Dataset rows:

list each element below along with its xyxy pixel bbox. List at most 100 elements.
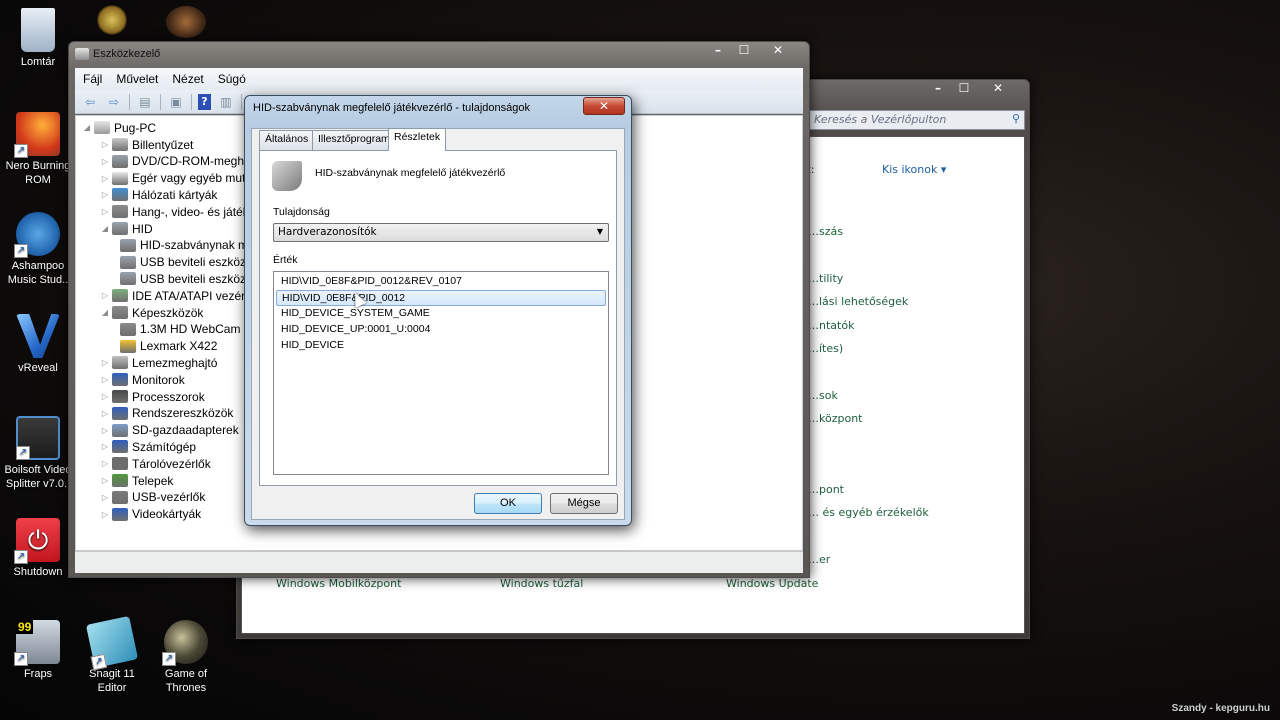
expand-icon[interactable]: ▷ — [100, 392, 110, 401]
close-button[interactable]: ✕ — [977, 80, 1019, 98]
expand-icon[interactable]: ▷ — [100, 459, 110, 468]
value-list-item[interactable]: HID_DEVICE — [276, 338, 606, 354]
menu-action[interactable]: Művelet — [116, 72, 158, 86]
cp-link[interactable]: …er — [808, 553, 830, 566]
tab-driver[interactable]: Illesztőprogram — [312, 130, 396, 150]
desktop-icon-recycle-bin[interactable]: Lomtár — [0, 8, 76, 69]
tree-category[interactable]: ▷ Számítógép — [100, 438, 196, 455]
expand-icon[interactable]: ▷ — [100, 476, 110, 485]
menu-help[interactable]: Súgó — [218, 72, 246, 86]
tree-device[interactable]: 1.3M HD WebCam — [118, 321, 240, 338]
tree-category[interactable]: ▷ Monitorok — [100, 371, 185, 388]
cp-link[interactable]: …ítes) — [808, 342, 843, 355]
tree-category[interactable]: ▷ Hálózati kártyák — [100, 186, 217, 203]
desktop-icon-vreveal[interactable]: vReveal — [0, 314, 76, 375]
property-dropdown[interactable]: Hardverazonosítók ▼ — [273, 223, 609, 242]
tree-category[interactable]: ◢ HID — [100, 220, 153, 237]
ok-button[interactable]: OK — [474, 493, 542, 514]
desktop-icon-shutdown[interactable]: ⏻ ↗ Shutdown — [0, 518, 76, 579]
collapse-icon[interactable]: ◢ — [82, 123, 92, 132]
tree-category[interactable]: ◢ Képeszközök — [100, 304, 203, 321]
tree-category[interactable]: ▷ Lemezmeghajtó — [100, 354, 217, 371]
cp-link[interactable]: …lási lehetőségek — [808, 295, 908, 308]
cp-link[interactable]: …központ — [808, 412, 862, 425]
expand-icon[interactable]: ▷ — [100, 375, 110, 384]
expand-icon[interactable]: ▷ — [100, 510, 110, 519]
expand-icon[interactable]: ▷ — [100, 493, 110, 502]
top-icon-partial-1[interactable] — [92, 4, 132, 36]
cp-link[interactable]: …tility — [808, 272, 843, 285]
expand-icon[interactable]: ▷ — [100, 157, 110, 166]
cp-link-windows-mobility[interactable]: Windows Mobilközpont — [276, 577, 401, 590]
expand-icon[interactable]: ▷ — [100, 207, 110, 216]
expand-icon[interactable]: ▷ — [100, 291, 110, 300]
help-icon[interactable]: ? — [198, 93, 211, 110]
search-icon[interactable]: ⚲ — [1012, 112, 1020, 125]
tab-general[interactable]: Általános — [259, 130, 315, 150]
cp-link[interactable]: …ntatók — [808, 319, 854, 332]
tree-category[interactable]: ▷ Videokártyák — [100, 506, 201, 523]
collapse-icon[interactable]: ◢ — [100, 308, 110, 317]
cp-link[interactable]: …sok — [808, 389, 838, 402]
properties-icon[interactable]: ▣ — [167, 94, 185, 110]
tree-category[interactable]: ▷ Billentyűzet — [100, 136, 193, 153]
desktop-icon-snagit[interactable]: ↗ Snagit 11 Editor — [74, 615, 150, 695]
tab-details[interactable]: Részletek — [388, 128, 447, 151]
tree-category[interactable]: ▷ Rendszereszközök — [100, 405, 233, 422]
expand-icon[interactable]: ▷ — [100, 358, 110, 367]
tree-device[interactable]: USB beviteli eszköz — [118, 254, 246, 271]
forward-arrow-icon[interactable]: ⇨ — [105, 94, 123, 110]
minimize-button[interactable]: – — [705, 42, 731, 60]
expand-icon[interactable]: ▷ — [100, 409, 110, 418]
tree-category[interactable]: ▷ Tárolóvezérlők — [100, 455, 211, 472]
cp-link[interactable]: … és egyéb érzékelők — [808, 506, 929, 519]
device-icon — [112, 474, 128, 487]
top-icon-partial-2[interactable] — [166, 6, 206, 38]
expand-icon[interactable]: ▷ — [100, 442, 110, 451]
value-list-item[interactable]: HID\VID_0E8F&PID_0012 — [276, 290, 606, 306]
maximize-button[interactable]: ☐ — [731, 42, 757, 60]
tree-category[interactable]: ▷ USB-vezérlők — [100, 489, 205, 506]
tree-category[interactable]: ▷ IDE ATA/ATAPI vezérlők — [100, 287, 261, 304]
cp-link[interactable]: …szás — [808, 225, 843, 238]
collapse-icon[interactable]: ◢ — [100, 224, 110, 233]
back-arrow-icon[interactable]: ⇦ — [81, 94, 99, 110]
desktop-icon-label: vReveal — [18, 362, 58, 374]
tree-device[interactable]: Lexmark X422 — [118, 338, 217, 355]
desktop-icon-ashampoo[interactable]: ↗ Ashampoo Music Stud.. — [0, 212, 76, 287]
cp-link-windows-firewall[interactable]: Windows tűzfal — [500, 577, 583, 590]
expand-icon[interactable]: ▷ — [100, 140, 110, 149]
tree-category[interactable]: ▷ Telepek — [100, 472, 173, 489]
dialog-close-button[interactable]: ✕ — [583, 97, 625, 115]
cp-link-windows-update[interactable]: Windows Update — [726, 577, 818, 590]
view-by-dropdown[interactable]: Kis ikonok ▾ — [882, 163, 946, 176]
value-list-item[interactable]: HID_DEVICE_UP:0001_U:0004 — [276, 322, 606, 338]
desktop-icon-nero[interactable]: ↗ Nero Burning ROM — [0, 112, 76, 187]
menu-view[interactable]: Nézet — [172, 72, 203, 86]
minimize-button[interactable]: – — [925, 80, 951, 98]
value-listbox[interactable]: HID\VID_0E8F&PID_0012&REV_0107 HID\VID_0E… — [273, 271, 609, 475]
value-list-item[interactable]: HID_DEVICE_SYSTEM_GAME — [276, 306, 606, 322]
close-button[interactable]: ✕ — [757, 42, 799, 60]
device-icon — [112, 306, 128, 319]
show-action-pane-icon[interactable]: ▥ — [217, 94, 235, 110]
desktop-icon-game-of-thrones[interactable]: ↗ Game of Thrones — [148, 620, 224, 695]
properties-dialog: HID-szabványnak megfelelő játékvezérlő -… — [244, 95, 632, 526]
tree-root[interactable]: ◢ Pug-PC — [82, 119, 156, 136]
value-list-item[interactable]: HID\VID_0E8F&PID_0012&REV_0107 — [276, 274, 606, 290]
desktop-icon-fraps[interactable]: 99 ↗ Fraps — [0, 620, 76, 681]
desktop-icon-label: Shutdown — [13, 566, 63, 578]
show-hide-console-tree-icon[interactable]: ▤ — [136, 94, 154, 110]
expand-icon[interactable]: ▷ — [100, 426, 110, 435]
desktop-icon-boilsoft[interactable]: ↗ Boilsoft Video Splitter v7.0.. — [0, 416, 76, 491]
menu-file[interactable]: Fájl — [83, 72, 102, 86]
tree-category[interactable]: ▷ Processzorok — [100, 388, 205, 405]
maximize-button[interactable]: ☐ — [951, 80, 977, 98]
expand-icon[interactable]: ▷ — [100, 190, 110, 199]
tree-category[interactable]: ▷ SD-gazdaadapterek — [100, 422, 239, 439]
search-input[interactable]: Keresés a Vezérlőpulton ⚲ — [807, 110, 1025, 130]
expand-icon[interactable]: ▷ — [100, 174, 110, 183]
tree-device[interactable]: USB beviteli eszköz — [118, 270, 246, 287]
cancel-button[interactable]: Mégse — [550, 493, 618, 514]
cp-link[interactable]: …pont — [808, 483, 844, 496]
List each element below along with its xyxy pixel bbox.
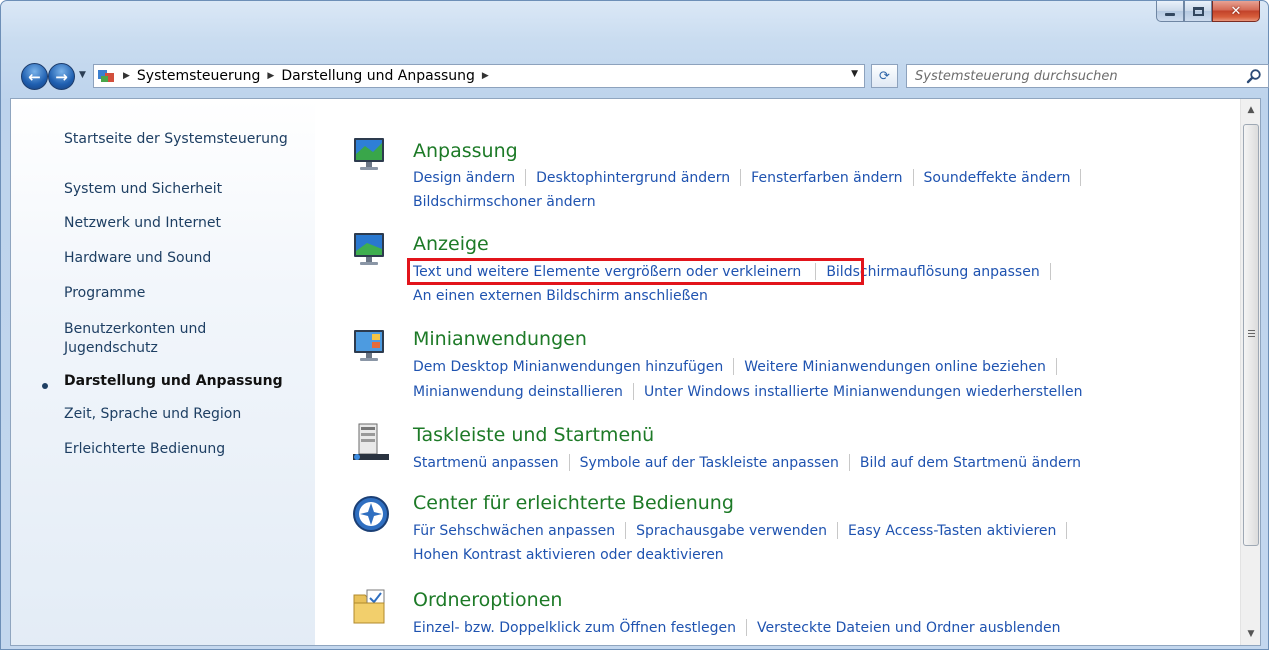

→ GIVEN PROBLEM
Retype the lines in the entries above, from the one containing "expand-icon[interactable]: ▷ — [100, 392, 110, 401]" through the one containing "value-list-item[interactable]: HID_DEVICE —", with both of those lines included.

→ FINISHED EXERCISE
expand-icon[interactable]: ▷ — [100, 392, 110, 401]
close-button[interactable]: ✕ — [977, 80, 1019, 98]
expand-icon[interactable]: ▷ — [100, 459, 110, 468]
value-list-item[interactable]: HID_DEVICE — [276, 338, 606, 354]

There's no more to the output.